**WHAT TO WORK ON**
Each line that holds the word "Seiten" should be returned.

**GIVEN ENTRIES**

++++++++

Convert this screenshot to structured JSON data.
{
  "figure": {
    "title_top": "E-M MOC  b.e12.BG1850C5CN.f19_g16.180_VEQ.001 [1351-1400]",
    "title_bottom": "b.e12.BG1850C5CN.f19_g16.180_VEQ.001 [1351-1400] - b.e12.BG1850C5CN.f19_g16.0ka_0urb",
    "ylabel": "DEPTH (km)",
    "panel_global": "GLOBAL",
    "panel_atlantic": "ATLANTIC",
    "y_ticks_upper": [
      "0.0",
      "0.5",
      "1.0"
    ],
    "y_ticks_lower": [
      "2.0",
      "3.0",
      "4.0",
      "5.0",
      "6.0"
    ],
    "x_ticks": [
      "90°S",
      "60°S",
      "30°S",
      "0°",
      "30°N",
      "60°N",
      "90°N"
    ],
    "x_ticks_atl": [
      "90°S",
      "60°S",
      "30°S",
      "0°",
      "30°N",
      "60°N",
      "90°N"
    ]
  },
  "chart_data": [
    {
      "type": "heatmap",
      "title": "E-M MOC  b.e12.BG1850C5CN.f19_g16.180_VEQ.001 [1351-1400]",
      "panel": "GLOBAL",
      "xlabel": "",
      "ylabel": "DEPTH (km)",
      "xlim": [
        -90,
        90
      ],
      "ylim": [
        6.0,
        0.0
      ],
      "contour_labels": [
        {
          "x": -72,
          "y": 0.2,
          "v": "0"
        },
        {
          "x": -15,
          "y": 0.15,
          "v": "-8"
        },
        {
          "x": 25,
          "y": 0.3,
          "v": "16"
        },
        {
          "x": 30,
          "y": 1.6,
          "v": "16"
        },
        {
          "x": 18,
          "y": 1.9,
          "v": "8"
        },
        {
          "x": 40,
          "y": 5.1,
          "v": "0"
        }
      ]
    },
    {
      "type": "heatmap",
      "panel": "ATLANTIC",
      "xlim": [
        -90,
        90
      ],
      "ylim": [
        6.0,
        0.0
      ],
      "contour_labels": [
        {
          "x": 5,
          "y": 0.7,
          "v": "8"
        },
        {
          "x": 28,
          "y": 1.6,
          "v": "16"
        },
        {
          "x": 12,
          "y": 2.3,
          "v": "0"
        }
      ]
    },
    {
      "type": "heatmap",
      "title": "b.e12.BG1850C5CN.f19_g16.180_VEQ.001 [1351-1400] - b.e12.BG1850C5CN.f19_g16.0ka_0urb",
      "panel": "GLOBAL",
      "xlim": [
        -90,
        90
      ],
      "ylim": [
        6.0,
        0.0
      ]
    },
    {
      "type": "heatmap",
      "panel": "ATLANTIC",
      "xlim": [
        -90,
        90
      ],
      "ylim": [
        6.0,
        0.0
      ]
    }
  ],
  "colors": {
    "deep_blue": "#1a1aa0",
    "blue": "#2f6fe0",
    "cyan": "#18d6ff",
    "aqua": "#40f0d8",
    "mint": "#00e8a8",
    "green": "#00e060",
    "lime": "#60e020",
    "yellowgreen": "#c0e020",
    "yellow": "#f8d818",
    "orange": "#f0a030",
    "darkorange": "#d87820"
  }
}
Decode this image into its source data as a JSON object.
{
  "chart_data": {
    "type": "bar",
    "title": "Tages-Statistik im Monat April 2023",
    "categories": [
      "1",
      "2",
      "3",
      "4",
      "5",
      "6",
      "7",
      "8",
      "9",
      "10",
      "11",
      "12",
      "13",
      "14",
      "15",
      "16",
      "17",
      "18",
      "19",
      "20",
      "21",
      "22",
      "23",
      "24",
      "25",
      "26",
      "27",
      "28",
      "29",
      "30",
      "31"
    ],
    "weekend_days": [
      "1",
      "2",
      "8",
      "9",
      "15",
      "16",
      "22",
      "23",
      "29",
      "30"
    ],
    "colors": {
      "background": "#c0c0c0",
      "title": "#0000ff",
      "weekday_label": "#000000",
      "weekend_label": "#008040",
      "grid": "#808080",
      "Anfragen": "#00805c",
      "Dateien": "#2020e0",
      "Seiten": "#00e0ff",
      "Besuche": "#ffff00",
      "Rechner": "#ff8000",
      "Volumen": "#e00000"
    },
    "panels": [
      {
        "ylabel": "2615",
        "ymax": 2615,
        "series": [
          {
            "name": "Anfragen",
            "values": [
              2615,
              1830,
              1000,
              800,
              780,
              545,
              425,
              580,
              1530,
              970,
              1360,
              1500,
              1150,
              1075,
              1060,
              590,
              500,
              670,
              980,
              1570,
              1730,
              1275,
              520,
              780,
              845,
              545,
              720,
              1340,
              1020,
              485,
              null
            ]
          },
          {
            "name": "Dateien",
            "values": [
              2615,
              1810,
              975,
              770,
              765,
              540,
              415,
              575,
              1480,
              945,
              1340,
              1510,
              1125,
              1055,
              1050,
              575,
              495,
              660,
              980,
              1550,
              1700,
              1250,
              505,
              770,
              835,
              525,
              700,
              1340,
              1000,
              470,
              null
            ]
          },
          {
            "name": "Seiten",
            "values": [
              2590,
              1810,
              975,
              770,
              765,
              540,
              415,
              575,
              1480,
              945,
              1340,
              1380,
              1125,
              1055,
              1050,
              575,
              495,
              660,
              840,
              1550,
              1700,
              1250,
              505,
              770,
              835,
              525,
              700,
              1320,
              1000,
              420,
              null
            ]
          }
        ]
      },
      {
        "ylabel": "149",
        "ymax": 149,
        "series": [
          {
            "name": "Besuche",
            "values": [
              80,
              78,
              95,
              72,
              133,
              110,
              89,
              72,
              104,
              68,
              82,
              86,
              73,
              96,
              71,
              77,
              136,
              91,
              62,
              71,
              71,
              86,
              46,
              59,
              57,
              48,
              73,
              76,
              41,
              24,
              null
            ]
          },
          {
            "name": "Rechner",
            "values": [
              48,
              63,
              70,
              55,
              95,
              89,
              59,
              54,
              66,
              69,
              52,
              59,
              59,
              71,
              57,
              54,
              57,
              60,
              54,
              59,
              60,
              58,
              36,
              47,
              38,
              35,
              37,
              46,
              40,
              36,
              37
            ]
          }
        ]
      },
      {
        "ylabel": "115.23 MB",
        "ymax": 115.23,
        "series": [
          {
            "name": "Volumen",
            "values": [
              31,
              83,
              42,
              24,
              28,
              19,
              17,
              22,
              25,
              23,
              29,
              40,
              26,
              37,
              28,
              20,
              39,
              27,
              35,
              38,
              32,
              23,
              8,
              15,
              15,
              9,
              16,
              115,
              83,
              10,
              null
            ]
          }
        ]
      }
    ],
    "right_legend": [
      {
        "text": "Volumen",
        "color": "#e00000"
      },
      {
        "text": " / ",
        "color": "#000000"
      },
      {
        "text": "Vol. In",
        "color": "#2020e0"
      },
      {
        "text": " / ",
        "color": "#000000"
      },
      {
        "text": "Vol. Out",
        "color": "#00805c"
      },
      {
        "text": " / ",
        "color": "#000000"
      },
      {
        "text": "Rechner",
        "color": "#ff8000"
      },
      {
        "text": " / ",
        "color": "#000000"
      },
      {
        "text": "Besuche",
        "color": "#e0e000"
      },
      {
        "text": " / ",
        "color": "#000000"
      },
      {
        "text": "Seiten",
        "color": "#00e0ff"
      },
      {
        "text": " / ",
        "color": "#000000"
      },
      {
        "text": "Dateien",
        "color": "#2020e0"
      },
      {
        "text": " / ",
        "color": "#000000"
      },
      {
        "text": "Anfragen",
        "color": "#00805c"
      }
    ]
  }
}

++++++++

**THE SOLUTION**
      "Seiten": "#00e0ff",
            "name": "Seiten",
        "text": "Seiten",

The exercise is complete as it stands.